/---

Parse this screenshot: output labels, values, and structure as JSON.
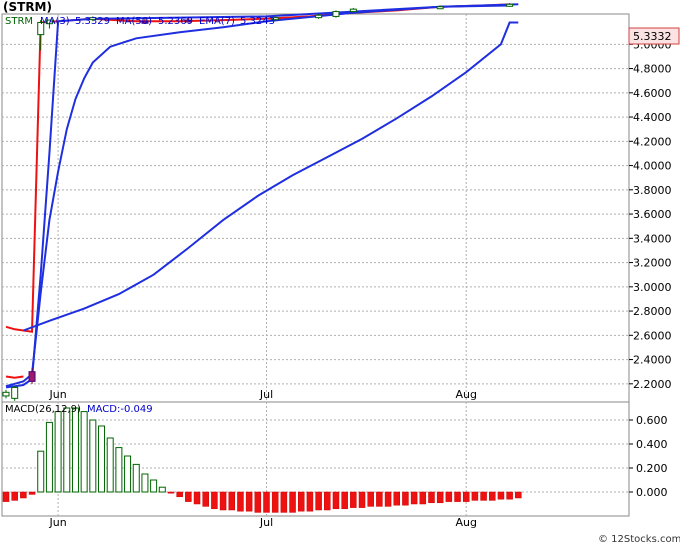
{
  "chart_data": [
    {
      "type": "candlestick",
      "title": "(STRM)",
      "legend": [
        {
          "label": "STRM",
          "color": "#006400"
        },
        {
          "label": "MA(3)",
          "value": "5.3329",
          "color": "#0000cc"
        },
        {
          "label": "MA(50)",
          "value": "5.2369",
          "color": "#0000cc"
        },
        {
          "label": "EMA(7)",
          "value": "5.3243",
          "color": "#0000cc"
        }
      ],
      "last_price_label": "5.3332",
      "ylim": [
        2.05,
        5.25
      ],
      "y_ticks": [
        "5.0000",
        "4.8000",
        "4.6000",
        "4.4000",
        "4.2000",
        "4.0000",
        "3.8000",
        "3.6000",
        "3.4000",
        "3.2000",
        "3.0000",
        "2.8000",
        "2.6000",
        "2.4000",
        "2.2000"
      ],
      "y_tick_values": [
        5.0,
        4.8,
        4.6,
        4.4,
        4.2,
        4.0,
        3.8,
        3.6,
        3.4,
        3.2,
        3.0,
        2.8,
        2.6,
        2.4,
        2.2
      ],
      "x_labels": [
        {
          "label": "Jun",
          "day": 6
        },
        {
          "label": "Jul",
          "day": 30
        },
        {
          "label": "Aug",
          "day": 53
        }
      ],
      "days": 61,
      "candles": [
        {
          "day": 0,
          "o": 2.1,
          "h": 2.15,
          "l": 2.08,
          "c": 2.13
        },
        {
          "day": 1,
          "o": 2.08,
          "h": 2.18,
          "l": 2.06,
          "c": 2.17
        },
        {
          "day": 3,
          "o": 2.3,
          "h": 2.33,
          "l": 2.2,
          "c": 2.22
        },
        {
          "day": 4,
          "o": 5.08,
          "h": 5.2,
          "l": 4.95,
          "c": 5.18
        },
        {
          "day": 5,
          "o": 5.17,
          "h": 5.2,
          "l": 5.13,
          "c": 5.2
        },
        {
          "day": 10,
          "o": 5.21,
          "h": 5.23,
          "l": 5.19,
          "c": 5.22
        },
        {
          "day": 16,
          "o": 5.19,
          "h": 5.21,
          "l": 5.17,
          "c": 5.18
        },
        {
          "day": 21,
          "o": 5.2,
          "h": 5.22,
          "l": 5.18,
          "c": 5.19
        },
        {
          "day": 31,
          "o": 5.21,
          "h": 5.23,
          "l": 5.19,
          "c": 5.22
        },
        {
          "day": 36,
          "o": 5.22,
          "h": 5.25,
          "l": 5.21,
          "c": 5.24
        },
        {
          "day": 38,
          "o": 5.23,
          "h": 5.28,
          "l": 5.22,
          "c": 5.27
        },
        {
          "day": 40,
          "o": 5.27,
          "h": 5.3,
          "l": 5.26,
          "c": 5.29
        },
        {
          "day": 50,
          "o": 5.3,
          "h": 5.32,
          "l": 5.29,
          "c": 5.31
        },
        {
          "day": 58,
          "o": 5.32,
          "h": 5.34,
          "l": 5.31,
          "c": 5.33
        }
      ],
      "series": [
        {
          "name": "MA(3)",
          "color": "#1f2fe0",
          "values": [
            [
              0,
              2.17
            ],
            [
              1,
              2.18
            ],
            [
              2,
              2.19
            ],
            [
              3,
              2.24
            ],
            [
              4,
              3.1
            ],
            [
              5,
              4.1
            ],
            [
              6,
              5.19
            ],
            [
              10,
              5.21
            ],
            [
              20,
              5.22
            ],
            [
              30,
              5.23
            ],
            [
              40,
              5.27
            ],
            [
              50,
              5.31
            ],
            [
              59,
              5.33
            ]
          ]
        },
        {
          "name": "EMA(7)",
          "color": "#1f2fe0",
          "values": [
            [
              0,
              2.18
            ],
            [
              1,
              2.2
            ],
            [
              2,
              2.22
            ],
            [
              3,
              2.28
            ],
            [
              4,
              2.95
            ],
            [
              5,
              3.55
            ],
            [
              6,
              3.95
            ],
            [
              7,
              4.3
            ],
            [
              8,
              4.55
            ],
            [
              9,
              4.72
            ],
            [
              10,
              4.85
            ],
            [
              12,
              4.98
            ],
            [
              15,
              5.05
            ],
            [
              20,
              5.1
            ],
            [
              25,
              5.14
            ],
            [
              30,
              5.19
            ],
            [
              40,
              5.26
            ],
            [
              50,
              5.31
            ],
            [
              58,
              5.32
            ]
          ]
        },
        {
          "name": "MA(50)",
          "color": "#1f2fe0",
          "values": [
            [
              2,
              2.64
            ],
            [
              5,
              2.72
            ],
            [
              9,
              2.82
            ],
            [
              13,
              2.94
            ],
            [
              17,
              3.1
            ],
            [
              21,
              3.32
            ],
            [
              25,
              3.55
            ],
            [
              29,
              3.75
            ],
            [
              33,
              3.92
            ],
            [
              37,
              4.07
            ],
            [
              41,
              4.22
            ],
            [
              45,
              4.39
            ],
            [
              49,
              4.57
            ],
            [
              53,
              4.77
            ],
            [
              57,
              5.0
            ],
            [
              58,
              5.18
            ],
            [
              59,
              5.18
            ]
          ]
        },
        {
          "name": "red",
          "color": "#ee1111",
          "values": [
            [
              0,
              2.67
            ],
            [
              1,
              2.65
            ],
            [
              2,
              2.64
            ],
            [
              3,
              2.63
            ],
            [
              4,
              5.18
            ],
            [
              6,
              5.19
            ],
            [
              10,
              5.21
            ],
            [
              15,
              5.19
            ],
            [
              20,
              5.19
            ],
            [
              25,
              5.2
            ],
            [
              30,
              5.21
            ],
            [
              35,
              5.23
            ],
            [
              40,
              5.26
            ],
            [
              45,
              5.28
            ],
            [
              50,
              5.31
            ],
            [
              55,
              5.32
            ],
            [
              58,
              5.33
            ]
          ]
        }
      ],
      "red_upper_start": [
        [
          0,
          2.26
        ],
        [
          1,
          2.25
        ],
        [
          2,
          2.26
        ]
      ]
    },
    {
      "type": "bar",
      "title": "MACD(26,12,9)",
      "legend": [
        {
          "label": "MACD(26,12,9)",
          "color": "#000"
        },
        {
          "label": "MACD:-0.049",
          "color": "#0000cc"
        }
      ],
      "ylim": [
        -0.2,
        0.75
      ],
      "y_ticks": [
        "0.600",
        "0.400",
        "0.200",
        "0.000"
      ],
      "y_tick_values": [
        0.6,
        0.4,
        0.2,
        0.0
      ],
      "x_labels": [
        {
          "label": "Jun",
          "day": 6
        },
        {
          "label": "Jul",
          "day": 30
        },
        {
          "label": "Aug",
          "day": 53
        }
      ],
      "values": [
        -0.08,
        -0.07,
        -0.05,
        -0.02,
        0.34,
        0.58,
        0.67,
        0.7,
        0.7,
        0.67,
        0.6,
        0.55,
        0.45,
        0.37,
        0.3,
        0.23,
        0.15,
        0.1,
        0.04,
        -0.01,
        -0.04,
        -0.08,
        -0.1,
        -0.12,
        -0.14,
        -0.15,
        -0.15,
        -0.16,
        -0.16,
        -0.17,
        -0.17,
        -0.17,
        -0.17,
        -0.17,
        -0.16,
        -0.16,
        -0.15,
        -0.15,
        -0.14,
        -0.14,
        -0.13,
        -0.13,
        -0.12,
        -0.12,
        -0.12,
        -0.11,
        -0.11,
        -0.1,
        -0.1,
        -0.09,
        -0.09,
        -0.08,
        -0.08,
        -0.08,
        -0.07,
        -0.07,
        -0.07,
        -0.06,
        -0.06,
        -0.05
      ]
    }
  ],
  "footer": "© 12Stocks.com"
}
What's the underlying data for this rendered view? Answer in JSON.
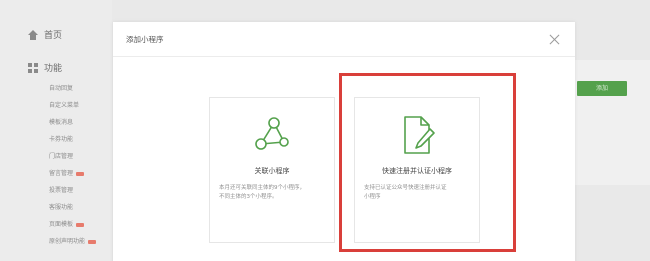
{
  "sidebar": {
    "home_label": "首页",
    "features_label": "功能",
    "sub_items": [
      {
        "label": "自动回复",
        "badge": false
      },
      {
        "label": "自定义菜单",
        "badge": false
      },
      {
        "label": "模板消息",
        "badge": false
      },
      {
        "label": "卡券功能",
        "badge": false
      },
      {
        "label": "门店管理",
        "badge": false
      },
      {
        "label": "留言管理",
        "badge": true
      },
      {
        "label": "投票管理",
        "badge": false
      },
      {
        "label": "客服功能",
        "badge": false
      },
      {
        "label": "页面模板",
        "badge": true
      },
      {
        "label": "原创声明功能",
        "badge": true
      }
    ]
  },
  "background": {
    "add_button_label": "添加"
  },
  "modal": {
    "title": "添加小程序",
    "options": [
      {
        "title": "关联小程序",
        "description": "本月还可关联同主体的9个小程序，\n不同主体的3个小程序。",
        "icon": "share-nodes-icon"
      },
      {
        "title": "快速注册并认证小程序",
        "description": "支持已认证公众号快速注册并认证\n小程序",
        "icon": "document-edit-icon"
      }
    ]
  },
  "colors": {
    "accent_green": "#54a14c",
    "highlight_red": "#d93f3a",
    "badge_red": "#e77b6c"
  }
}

\---

> [Work required]: Search the records for the word "this". Copy every line that has it.

> [Full answer]:
Parse this screenshot: output labels, values, and structure as JSON.
What's the underlying data for this rendered view? Answer in JSON.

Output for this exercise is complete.